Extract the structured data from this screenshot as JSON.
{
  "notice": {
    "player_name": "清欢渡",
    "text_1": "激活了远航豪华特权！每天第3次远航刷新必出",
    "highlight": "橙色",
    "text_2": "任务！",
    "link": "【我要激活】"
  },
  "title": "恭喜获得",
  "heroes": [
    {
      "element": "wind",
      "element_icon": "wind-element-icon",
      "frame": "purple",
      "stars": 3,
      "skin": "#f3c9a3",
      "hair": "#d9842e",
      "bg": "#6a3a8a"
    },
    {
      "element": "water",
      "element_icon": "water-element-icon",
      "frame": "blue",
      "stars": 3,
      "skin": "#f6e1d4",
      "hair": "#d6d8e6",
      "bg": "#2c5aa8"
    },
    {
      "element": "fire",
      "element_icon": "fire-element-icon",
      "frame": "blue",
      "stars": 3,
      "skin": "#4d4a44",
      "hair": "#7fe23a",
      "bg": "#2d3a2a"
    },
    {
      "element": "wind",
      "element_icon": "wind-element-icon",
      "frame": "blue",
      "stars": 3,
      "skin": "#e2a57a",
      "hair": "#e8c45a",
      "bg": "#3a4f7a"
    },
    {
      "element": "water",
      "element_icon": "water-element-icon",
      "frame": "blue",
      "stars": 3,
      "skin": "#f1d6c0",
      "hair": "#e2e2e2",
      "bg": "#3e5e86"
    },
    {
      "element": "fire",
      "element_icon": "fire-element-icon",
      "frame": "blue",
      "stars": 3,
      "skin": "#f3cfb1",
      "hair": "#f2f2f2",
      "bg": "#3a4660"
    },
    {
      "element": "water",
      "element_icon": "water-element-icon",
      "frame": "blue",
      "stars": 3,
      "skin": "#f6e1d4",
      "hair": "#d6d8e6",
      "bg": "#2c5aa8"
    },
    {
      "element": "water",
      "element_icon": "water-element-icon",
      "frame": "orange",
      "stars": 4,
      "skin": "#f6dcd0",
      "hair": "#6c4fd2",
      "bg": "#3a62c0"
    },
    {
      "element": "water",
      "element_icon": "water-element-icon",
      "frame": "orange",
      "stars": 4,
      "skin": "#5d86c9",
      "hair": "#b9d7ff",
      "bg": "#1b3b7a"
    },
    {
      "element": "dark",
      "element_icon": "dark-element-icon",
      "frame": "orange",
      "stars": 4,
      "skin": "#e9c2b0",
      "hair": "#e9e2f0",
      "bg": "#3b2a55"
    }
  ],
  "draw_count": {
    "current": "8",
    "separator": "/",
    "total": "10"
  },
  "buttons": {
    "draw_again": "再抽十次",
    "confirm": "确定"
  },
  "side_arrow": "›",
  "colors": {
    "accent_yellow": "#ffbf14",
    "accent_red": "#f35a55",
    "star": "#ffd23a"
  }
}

### WRITTEN TASK
Repeat every record, exactly as written.

### WRITTEN RESPONSE
Extract the structured data from this screenshot as JSON.
{
  "notice": {
    "player_name": "清欢渡",
    "text_1": "激活了远航豪华特权！每天第3次远航刷新必出",
    "highlight": "橙色",
    "text_2": "任务！",
    "link": "【我要激活】"
  },
  "title": "恭喜获得",
  "heroes": [
    {
      "element": "wind",
      "element_icon": "wind-element-icon",
      "frame": "purple",
      "stars": 3,
      "skin": "#f3c9a3",
      "hair": "#d9842e",
      "bg": "#6a3a8a"
    },
    {
      "element": "water",
      "element_icon": "water-element-icon",
      "frame": "blue",
      "stars": 3,
      "skin": "#f6e1d4",
      "hair": "#d6d8e6",
      "bg": "#2c5aa8"
    },
    {
      "element": "fire",
      "element_icon": "fire-element-icon",
      "frame": "blue",
      "stars": 3,
      "skin": "#4d4a44",
      "hair": "#7fe23a",
      "bg": "#2d3a2a"
    },
    {
      "element": "wind",
      "element_icon": "wind-element-icon",
      "frame": "blue",
      "stars": 3,
      "skin": "#e2a57a",
      "hair": "#e8c45a",
      "bg": "#3a4f7a"
    },
    {
      "element": "water",
      "element_icon": "water-element-icon",
      "frame": "blue",
      "stars": 3,
      "skin": "#f1d6c0",
      "hair": "#e2e2e2",
      "bg": "#3e5e86"
    },
    {
      "element": "fire",
      "element_icon": "fire-element-icon",
      "frame": "blue",
      "stars": 3,
      "skin": "#f3cfb1",
      "hair": "#f2f2f2",
      "bg": "#3a4660"
    },
    {
      "element": "water",
      "element_icon": "water-element-icon",
      "frame": "blue",
      "stars": 3,
      "skin": "#f6e1d4",
      "hair": "#d6d8e6",
      "bg": "#2c5aa8"
    },
    {
      "element": "water",
      "element_icon": "water-element-icon",
      "frame": "orange",
      "stars": 4,
      "skin": "#f6dcd0",
      "hair": "#6c4fd2",
      "bg": "#3a62c0"
    },
    {
      "element": "water",
      "element_icon": "water-element-icon",
      "frame": "orange",
      "stars": 4,
      "skin": "#5d86c9",
      "hair": "#b9d7ff",
      "bg": "#1b3b7a"
    },
    {
      "element": "dark",
      "element_icon": "dark-element-icon",
      "frame": "orange",
      "stars": 4,
      "skin": "#e9c2b0",
      "hair": "#e9e2f0",
      "bg": "#3b2a55"
    }
  ],
  "draw_count": {
    "current": "8",
    "separator": "/",
    "total": "10"
  },
  "buttons": {
    "draw_again": "再抽十次",
    "confirm": "确定"
  },
  "side_arrow": "›",
  "colors": {
    "accent_yellow": "#ffbf14",
    "accent_red": "#f35a55",
    "star": "#ffd23a"
  }
}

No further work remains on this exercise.